» What this task involves: Report the count of lines below that include "xlabel", without any other text.

» Source records:
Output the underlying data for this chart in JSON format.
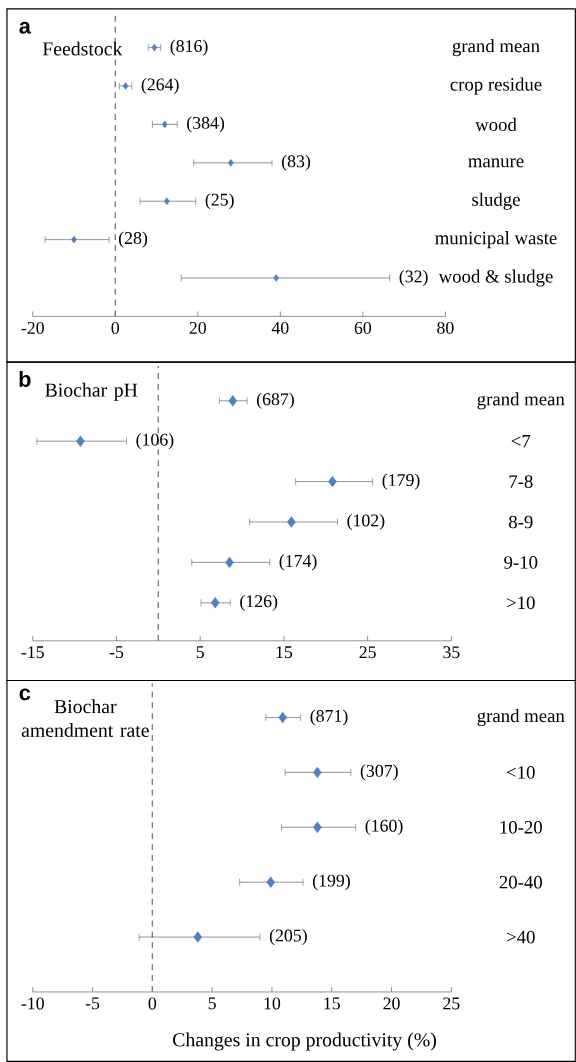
{
  "chart_data": [
    {
      "type": "scatter",
      "orientation": "horizontal",
      "title": "a",
      "subtitle": "Feedstock",
      "categories": [
        "grand mean",
        "crop residue",
        "wood",
        "manure",
        "sludge",
        "municipal waste",
        "wood & sludge"
      ],
      "values": [
        9.5,
        2.5,
        12,
        28,
        12.5,
        -10,
        39
      ],
      "errors": [
        [
          8,
          11
        ],
        [
          1,
          4
        ],
        [
          9,
          15
        ],
        [
          19,
          38
        ],
        [
          6,
          19.5
        ],
        [
          -17,
          -1.5
        ],
        [
          16,
          66.5
        ]
      ],
      "color": "#4f81bd",
      "marker": "diamond",
      "xlim": [
        -20,
        80
      ],
      "xticks": [
        -20,
        0,
        20,
        40,
        60,
        80
      ],
      "ref_lines": [
        {
          "axis": "x",
          "value": 0,
          "line_style": "dashed",
          "color": "#7f7f7f"
        }
      ],
      "annotations": [
        "(816)",
        "(264)",
        "(384)",
        "(83)",
        "(25)",
        "(28)",
        "(32)"
      ]
    },
    {
      "type": "scatter",
      "orientation": "horizontal",
      "title": "b",
      "subtitle": "Biochar pH",
      "categories": [
        "grand mean",
        "<7",
        "7-8",
        "8-9",
        "9-10",
        ">10"
      ],
      "values": [
        8.9,
        -9.3,
        20.8,
        15.9,
        8.5,
        6.8
      ],
      "errors": [
        [
          7.3,
          10.6
        ],
        [
          -14.5,
          -3.8
        ],
        [
          16.4,
          25.6
        ],
        [
          10.9,
          21.4
        ],
        [
          4,
          13.3
        ],
        [
          5.1,
          8.6
        ]
      ],
      "color": "#4f81bd",
      "marker": "diamond",
      "xlim": [
        -15,
        35
      ],
      "xticks": [
        -15,
        -5,
        5,
        15,
        25,
        35
      ],
      "ref_lines": [
        {
          "axis": "x",
          "value": 0,
          "line_style": "dashed",
          "color": "#7f7f7f"
        }
      ],
      "annotations": [
        "(687)",
        "(106)",
        "(179)",
        "(102)",
        "(174)",
        "(126)"
      ]
    },
    {
      "type": "scatter",
      "orientation": "horizontal",
      "title": "c",
      "subtitle": "Biochar amendment rate",
      "xlabel": "Changes in crop productivity (%)",
      "categories": [
        "grand mean",
        "<10",
        "10-20",
        "20-40",
        ">40"
      ],
      "values": [
        10.9,
        13.8,
        13.8,
        9.9,
        3.8
      ],
      "errors": [
        [
          9.5,
          12.4
        ],
        [
          11.1,
          16.6
        ],
        [
          10.8,
          17
        ],
        [
          7.3,
          12.6
        ],
        [
          -1.1,
          9
        ]
      ],
      "color": "#4f81bd",
      "marker": "diamond",
      "xlim": [
        -10,
        25
      ],
      "xticks": [
        -10,
        -5,
        0,
        5,
        10,
        15,
        20,
        25
      ],
      "ref_lines": [
        {
          "axis": "x",
          "value": 0,
          "line_style": "dashed",
          "color": "#7f7f7f"
        }
      ],
      "annotations": [
        "(871)",
        "(307)",
        "(160)",
        "(199)",
        "(205)"
      ]
    }
  ]
}
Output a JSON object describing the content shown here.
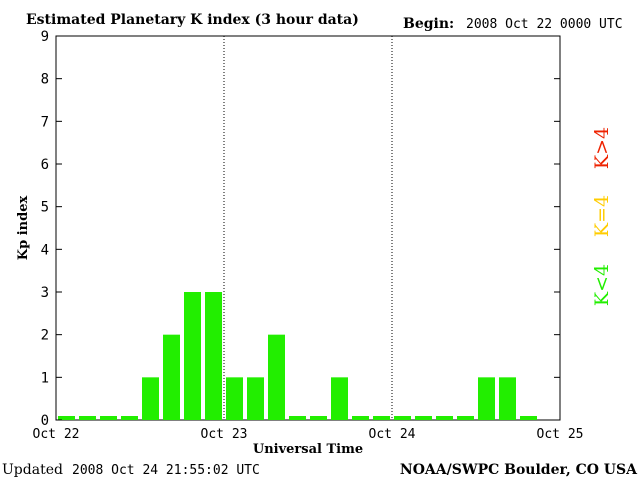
{
  "header": {
    "title": "Estimated Planetary K index (3 hour data)",
    "begin_label": "Begin:",
    "begin_value": "2008 Oct 22 0000 UTC"
  },
  "footer": {
    "updated_label": "Updated",
    "updated_value": "2008 Oct 24 21:55:02 UTC",
    "source": "NOAA/SWPC Boulder, CO USA"
  },
  "legend": {
    "low": {
      "text": "K<4",
      "color": "#22ee00"
    },
    "mid": {
      "text": "K=4",
      "color": "#ffcc00"
    },
    "high": {
      "text": "K>4",
      "color": "#ee2200"
    }
  },
  "chart_data": {
    "type": "bar",
    "title": "Estimated Planetary K index (3 hour data)",
    "xlabel": "Universal Time",
    "ylabel": "Kp index",
    "ylim": [
      0,
      9
    ],
    "yticks": [
      "0",
      "1",
      "2",
      "3",
      "4",
      "5",
      "6",
      "7",
      "8",
      "9"
    ],
    "xticks": [
      "Oct 22",
      "Oct 23",
      "Oct 24",
      "Oct 25"
    ],
    "day_separators": [
      "Oct 23",
      "Oct 24"
    ],
    "bar_color": "#22ee00",
    "bars_per_day": 8,
    "values": [
      0,
      0,
      0,
      0,
      1,
      2,
      3,
      3,
      1,
      1,
      2,
      0,
      0,
      1,
      0,
      0,
      0,
      0,
      0,
      0,
      1,
      1,
      0
    ]
  }
}
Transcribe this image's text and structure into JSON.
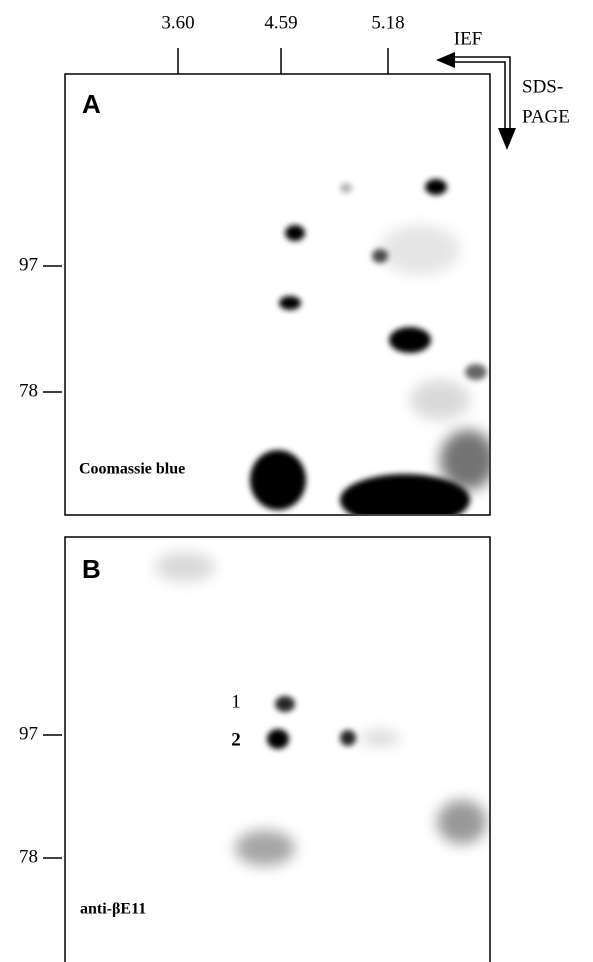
{
  "top_axis": {
    "ticks": [
      "3.60",
      "4.59",
      "5.18"
    ]
  },
  "arrows": {
    "horizontal": "IEF",
    "vertical": [
      "SDS-",
      "PAGE"
    ]
  },
  "panels": [
    {
      "label": "A",
      "y_ticks": [
        "97",
        "78"
      ],
      "stain": "Coomassie blue"
    },
    {
      "label": "B",
      "y_ticks": [
        "97",
        "78"
      ],
      "spots": [
        "1",
        "2"
      ],
      "stain": "anti-βE11"
    }
  ]
}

» Answer for the task: 2